(Extracts from a graphics dataset)
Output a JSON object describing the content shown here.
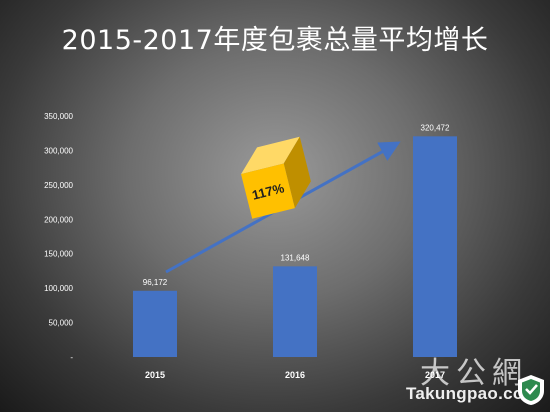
{
  "title": "2015-2017年度包裹总量平均增长",
  "chart_data": {
    "type": "bar",
    "categories": [
      "2015",
      "2016",
      "2017"
    ],
    "values": [
      96172,
      131648,
      320472
    ],
    "value_labels": [
      "96,172",
      "131,648",
      "320,472"
    ],
    "y_ticks": [
      "-",
      "50,000",
      "100,000",
      "150,000",
      "200,000",
      "250,000",
      "300,000",
      "350,000"
    ],
    "ylim": [
      0,
      350000
    ],
    "bar_color": "#4472c4",
    "annotation": {
      "text": "117%",
      "cube_color": "#ffc000",
      "arrow_color": "#4472c4"
    }
  },
  "watermark": {
    "chinese": "大公網",
    "english": "Takungpao.com"
  }
}
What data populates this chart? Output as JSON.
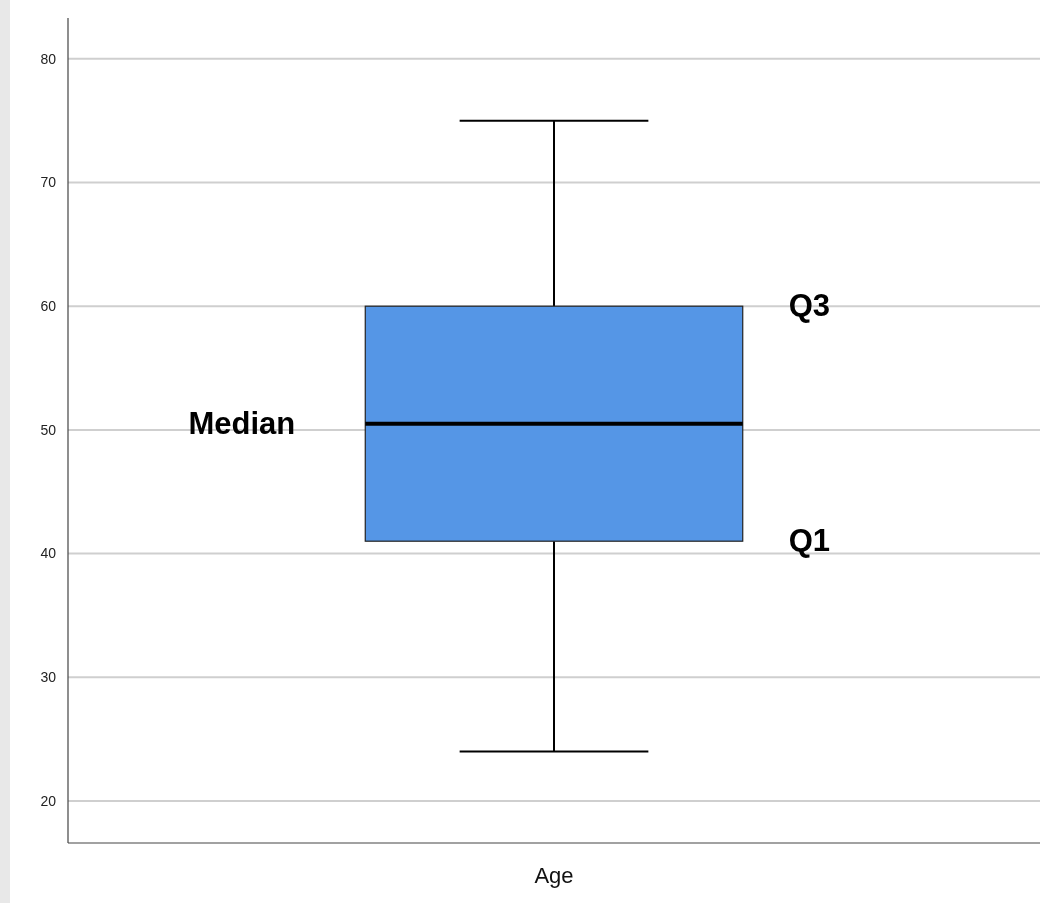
{
  "chart_data": {
    "type": "box",
    "categories": [
      "Age"
    ],
    "boxes": [
      {
        "low": 24,
        "q1": 41,
        "median": 50.5,
        "q3": 60,
        "high": 75
      }
    ],
    "color": "#5596e6",
    "ylim": [
      16.6,
      83.3
    ],
    "yticks": [
      20,
      30,
      40,
      50,
      60,
      70,
      80
    ],
    "grid": "y",
    "annotations": [
      "Q3",
      "Median",
      "Q1"
    ]
  }
}
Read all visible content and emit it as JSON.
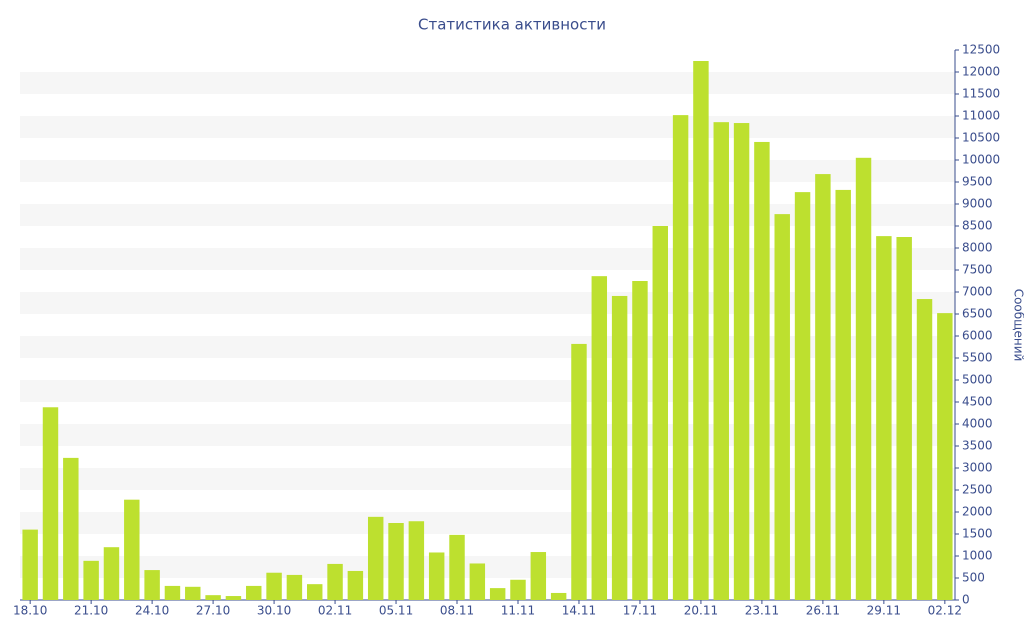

# What the exercise asks
Repeat the records above exactly, leaving out any pictures they contain.

# Exercise result
Output a JSON object describing the content shown here.
{
  "title": "2015-2017年度包裹总量平均增长",
  "chart_data": {
    "type": "bar",
    "categories": [
      "2015",
      "2016",
      "2017"
    ],
    "values": [
      96172,
      131648,
      320472
    ],
    "value_labels": [
      "96,172",
      "131,648",
      "320,472"
    ],
    "y_ticks": [
      "-",
      "50,000",
      "100,000",
      "150,000",
      "200,000",
      "250,000",
      "300,000",
      "350,000"
    ],
    "ylim": [
      0,
      350000
    ],
    "bar_color": "#4472c4",
    "annotation": {
      "text": "117%",
      "cube_color": "#ffc000",
      "arrow_color": "#4472c4"
    }
  },
  "watermark": {
    "chinese": "大公網",
    "english": "Takungpao.com"
  }
}
What data populates this chart? Output as JSON.
{
  "chart_data": {
    "type": "box",
    "categories": [
      "Age"
    ],
    "boxes": [
      {
        "low": 24,
        "q1": 41,
        "median": 50.5,
        "q3": 60,
        "high": 75
      }
    ],
    "color": "#5596e6",
    "ylim": [
      16.6,
      83.3
    ],
    "yticks": [
      20,
      30,
      40,
      50,
      60,
      70,
      80
    ],
    "grid": "y",
    "annotations": [
      "Q3",
      "Median",
      "Q1"
    ]
  }
}
Read all visible content and emit it as JSON.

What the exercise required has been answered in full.